--- Start of Records for the task ---

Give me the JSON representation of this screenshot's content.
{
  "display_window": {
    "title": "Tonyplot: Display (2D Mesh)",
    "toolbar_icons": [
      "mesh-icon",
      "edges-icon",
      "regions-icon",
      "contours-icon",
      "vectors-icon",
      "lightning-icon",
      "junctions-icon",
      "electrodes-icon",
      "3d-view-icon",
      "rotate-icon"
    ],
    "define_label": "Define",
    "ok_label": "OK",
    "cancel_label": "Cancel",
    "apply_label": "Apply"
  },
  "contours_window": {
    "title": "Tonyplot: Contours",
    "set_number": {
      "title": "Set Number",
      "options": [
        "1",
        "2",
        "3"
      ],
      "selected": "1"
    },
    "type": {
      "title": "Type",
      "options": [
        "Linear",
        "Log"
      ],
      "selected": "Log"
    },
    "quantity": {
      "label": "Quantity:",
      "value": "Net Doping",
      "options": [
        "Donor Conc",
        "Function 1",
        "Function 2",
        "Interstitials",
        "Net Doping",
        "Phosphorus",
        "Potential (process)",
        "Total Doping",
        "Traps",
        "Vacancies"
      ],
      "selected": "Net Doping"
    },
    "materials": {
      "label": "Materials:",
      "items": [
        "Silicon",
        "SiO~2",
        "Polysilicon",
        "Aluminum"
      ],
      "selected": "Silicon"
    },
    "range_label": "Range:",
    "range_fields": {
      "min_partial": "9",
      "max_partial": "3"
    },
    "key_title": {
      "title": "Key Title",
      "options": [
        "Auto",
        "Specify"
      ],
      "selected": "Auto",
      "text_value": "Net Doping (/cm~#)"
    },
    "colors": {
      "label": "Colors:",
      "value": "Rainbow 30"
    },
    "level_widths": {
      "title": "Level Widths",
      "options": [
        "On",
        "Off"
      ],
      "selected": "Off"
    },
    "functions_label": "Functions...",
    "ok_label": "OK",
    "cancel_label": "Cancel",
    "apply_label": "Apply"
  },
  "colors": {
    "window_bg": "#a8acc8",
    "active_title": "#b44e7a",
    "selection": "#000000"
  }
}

--- End of Records for the task ---
--- Start of Records for the task ---

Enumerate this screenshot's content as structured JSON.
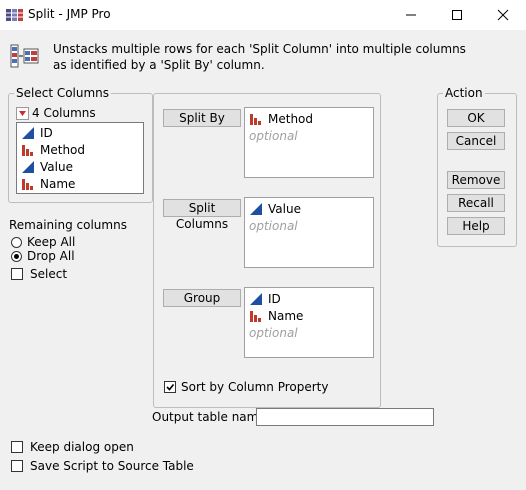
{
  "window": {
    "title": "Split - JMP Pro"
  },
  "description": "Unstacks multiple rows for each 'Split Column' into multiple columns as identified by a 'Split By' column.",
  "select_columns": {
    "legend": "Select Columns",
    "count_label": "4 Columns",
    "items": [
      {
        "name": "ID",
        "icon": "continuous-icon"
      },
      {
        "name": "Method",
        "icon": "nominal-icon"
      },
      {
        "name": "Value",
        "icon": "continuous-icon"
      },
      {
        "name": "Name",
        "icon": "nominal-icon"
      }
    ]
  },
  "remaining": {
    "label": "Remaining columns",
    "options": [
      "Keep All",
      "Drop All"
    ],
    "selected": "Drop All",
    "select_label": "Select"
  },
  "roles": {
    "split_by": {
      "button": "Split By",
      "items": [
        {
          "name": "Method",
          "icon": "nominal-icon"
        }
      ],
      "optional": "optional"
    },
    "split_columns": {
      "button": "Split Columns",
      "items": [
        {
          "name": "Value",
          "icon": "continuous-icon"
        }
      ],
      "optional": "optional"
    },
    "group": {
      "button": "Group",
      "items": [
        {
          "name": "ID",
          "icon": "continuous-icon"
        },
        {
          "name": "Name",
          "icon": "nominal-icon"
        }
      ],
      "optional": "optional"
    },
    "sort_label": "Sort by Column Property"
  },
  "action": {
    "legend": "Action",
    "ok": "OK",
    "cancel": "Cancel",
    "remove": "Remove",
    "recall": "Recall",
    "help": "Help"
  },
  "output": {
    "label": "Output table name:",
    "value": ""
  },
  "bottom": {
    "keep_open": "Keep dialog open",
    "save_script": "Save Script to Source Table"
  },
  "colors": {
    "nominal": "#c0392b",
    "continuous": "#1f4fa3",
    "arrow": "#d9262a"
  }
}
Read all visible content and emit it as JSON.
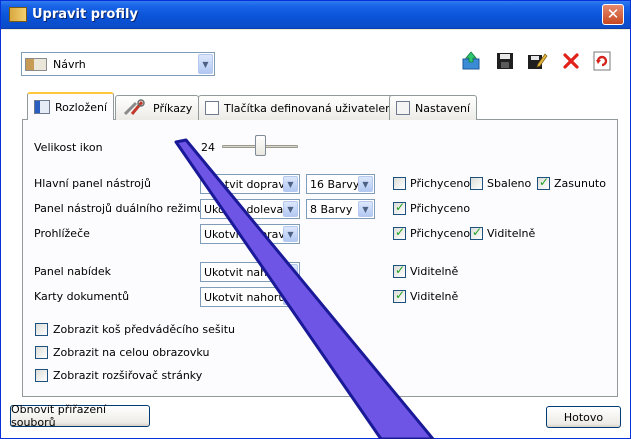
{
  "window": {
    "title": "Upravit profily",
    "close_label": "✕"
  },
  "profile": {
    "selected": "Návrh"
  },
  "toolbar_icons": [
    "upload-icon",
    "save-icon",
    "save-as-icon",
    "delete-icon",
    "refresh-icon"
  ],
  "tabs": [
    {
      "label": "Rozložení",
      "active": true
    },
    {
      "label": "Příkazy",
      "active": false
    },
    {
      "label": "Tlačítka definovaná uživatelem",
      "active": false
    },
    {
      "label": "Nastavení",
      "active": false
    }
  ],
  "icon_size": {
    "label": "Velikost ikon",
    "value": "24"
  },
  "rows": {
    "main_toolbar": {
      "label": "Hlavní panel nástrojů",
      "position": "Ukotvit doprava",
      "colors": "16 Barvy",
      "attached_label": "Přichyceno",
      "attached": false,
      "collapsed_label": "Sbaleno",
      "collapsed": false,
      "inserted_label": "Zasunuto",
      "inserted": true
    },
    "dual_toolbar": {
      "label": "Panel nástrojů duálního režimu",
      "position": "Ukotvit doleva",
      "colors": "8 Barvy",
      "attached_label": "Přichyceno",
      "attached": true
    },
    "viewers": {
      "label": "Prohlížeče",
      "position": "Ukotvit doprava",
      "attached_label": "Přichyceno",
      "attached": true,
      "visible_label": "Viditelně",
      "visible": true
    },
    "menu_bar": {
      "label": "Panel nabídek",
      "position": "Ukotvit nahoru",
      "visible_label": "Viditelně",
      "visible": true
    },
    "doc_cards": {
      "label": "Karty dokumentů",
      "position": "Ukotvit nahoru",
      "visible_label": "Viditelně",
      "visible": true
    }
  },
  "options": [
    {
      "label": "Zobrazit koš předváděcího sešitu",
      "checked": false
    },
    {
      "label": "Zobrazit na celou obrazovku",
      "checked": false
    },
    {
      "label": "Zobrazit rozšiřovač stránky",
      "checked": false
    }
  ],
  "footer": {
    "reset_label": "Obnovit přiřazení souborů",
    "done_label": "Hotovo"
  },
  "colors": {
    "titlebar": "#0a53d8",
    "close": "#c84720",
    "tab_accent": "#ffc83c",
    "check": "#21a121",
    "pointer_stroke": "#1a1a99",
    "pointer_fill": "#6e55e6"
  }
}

--- End of Records for the task ---

*Task to carry out*: Take every line that includes the string "this" and copy it.

*Expected answer*:
Give me the JSON representation of this screenshot's content.
Enumerate this screenshot's content as structured JSON.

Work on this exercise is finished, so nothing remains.